§ Saved data entries

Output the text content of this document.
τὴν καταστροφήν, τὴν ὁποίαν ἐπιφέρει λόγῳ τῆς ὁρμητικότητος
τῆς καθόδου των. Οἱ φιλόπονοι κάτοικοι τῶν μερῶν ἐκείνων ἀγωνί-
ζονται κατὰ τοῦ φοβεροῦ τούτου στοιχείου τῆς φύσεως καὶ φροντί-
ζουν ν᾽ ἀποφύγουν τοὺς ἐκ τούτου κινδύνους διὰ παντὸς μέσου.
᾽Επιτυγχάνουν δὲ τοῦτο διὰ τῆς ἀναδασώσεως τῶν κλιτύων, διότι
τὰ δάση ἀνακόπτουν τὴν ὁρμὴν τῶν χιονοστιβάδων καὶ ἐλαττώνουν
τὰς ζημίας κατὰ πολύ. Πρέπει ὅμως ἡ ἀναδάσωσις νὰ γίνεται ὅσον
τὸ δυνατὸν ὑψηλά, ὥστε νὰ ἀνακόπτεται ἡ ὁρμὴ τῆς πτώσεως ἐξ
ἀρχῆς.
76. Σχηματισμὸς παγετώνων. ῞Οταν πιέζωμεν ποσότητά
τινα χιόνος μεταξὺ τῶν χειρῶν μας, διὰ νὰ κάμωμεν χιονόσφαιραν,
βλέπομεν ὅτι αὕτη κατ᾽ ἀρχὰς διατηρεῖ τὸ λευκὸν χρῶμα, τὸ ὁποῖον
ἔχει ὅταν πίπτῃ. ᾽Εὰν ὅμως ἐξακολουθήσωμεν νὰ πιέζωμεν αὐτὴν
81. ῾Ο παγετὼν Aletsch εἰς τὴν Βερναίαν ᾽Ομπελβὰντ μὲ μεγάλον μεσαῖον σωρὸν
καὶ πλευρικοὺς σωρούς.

§ Job
Retype the whole listing above exactly.

§ Reply
Output the text content of this document.
τὴν καταστροφήν, τὴν ὁποίαν ἐπιφέρει λόγῳ τῆς ὁρμητικότητος
τῆς καθόδου των. Οἱ φιλόπονοι κάτοικοι τῶν μερῶν ἐκείνων ἀγωνί-
ζονται κατὰ τοῦ φοβεροῦ τούτου στοιχείου τῆς φύσεως καὶ φροντί-
ζουν ν᾽ ἀποφύγουν τοὺς ἐκ τούτου κινδύνους διὰ παντὸς μέσου.
᾽Επιτυγχάνουν δὲ τοῦτο διὰ τῆς ἀναδασώσεως τῶν κλιτύων, διότι
τὰ δάση ἀνακόπτουν τὴν ὁρμὴν τῶν χιονοστιβάδων καὶ ἐλαττώνουν
τὰς ζημίας κατὰ πολύ. Πρέπει ὅμως ἡ ἀναδάσωσις νὰ γίνεται ὅσον
τὸ δυνατὸν ὑψηλά, ὥστε νὰ ἀνακόπτεται ἡ ὁρμὴ τῆς πτώσεως ἐξ
ἀρχῆς.
76. Σχηματισμὸς παγετώνων. ῞Οταν πιέζωμεν ποσότητά
τινα χιόνος μεταξὺ τῶν χειρῶν μας, διὰ νὰ κάμωμεν χιονόσφαιραν,
βλέπομεν ὅτι αὕτη κατ᾽ ἀρχὰς διατηρεῖ τὸ λευκὸν χρῶμα, τὸ ὁποῖον
ἔχει ὅταν πίπτῃ. ᾽Εὰν ὅμως ἐξακολουθήσωμεν νὰ πιέζωμεν αὐτὴν
81. ῾Ο παγετὼν Aletsch εἰς τὴν Βερναίαν ᾽Ομπελβὰντ μὲ μεγάλον μεσαῖον σωρὸν
καὶ πλευρικοὺς σωρούς.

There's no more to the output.